▶ [Stated task] Return each line of the records with nothing changed, pictures excepted.
________________________
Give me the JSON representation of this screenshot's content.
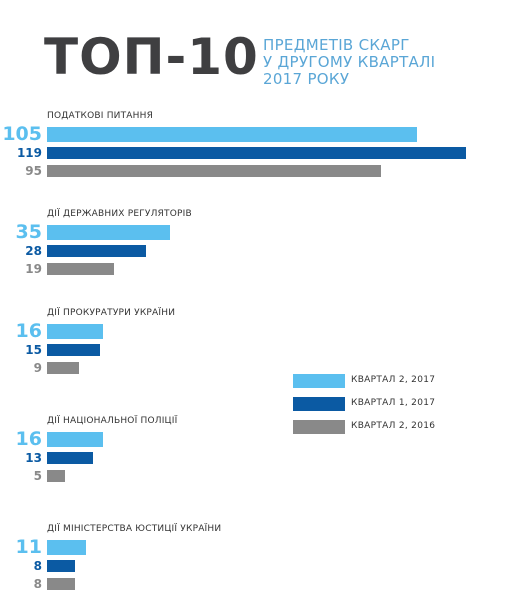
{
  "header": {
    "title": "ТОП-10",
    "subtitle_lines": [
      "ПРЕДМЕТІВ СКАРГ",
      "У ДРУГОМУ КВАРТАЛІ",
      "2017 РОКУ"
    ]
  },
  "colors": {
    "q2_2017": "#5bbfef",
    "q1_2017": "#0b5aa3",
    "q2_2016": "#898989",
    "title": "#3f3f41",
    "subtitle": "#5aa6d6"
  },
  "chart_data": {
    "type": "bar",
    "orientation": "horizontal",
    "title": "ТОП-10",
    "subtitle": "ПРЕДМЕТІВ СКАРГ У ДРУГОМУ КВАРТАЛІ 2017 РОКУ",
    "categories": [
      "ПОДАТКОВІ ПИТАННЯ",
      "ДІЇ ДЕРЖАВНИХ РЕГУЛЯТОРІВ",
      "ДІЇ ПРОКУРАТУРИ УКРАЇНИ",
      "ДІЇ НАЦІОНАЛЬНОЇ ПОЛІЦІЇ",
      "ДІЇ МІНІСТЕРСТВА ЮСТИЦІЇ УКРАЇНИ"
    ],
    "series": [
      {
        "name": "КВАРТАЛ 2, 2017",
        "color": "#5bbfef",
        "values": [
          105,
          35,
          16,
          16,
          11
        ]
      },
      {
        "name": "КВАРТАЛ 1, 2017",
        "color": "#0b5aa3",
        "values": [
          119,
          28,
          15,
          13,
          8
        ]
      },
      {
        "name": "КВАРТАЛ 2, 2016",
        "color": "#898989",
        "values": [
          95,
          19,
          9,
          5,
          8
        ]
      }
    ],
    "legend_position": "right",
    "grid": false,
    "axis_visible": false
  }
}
________________________
▶ [Answer in full]
Give me the JSON representation of this screenshot's content.
{
  "header": {
    "title": "ТОП-10",
    "subtitle_lines": [
      "ПРЕДМЕТІВ СКАРГ",
      "У ДРУГОМУ КВАРТАЛІ",
      "2017 РОКУ"
    ]
  },
  "colors": {
    "q2_2017": "#5bbfef",
    "q1_2017": "#0b5aa3",
    "q2_2016": "#898989",
    "title": "#3f3f41",
    "subtitle": "#5aa6d6"
  },
  "chart_data": {
    "type": "bar",
    "orientation": "horizontal",
    "title": "ТОП-10",
    "subtitle": "ПРЕДМЕТІВ СКАРГ У ДРУГОМУ КВАРТАЛІ 2017 РОКУ",
    "categories": [
      "ПОДАТКОВІ ПИТАННЯ",
      "ДІЇ ДЕРЖАВНИХ РЕГУЛЯТОРІВ",
      "ДІЇ ПРОКУРАТУРИ УКРАЇНИ",
      "ДІЇ НАЦІОНАЛЬНОЇ ПОЛІЦІЇ",
      "ДІЇ МІНІСТЕРСТВА ЮСТИЦІЇ УКРАЇНИ"
    ],
    "series": [
      {
        "name": "КВАРТАЛ 2, 2017",
        "color": "#5bbfef",
        "values": [
          105,
          35,
          16,
          16,
          11
        ]
      },
      {
        "name": "КВАРТАЛ 1, 2017",
        "color": "#0b5aa3",
        "values": [
          119,
          28,
          15,
          13,
          8
        ]
      },
      {
        "name": "КВАРТАЛ 2, 2016",
        "color": "#898989",
        "values": [
          95,
          19,
          9,
          5,
          8
        ]
      }
    ],
    "legend_position": "right",
    "grid": false,
    "axis_visible": false
  }
}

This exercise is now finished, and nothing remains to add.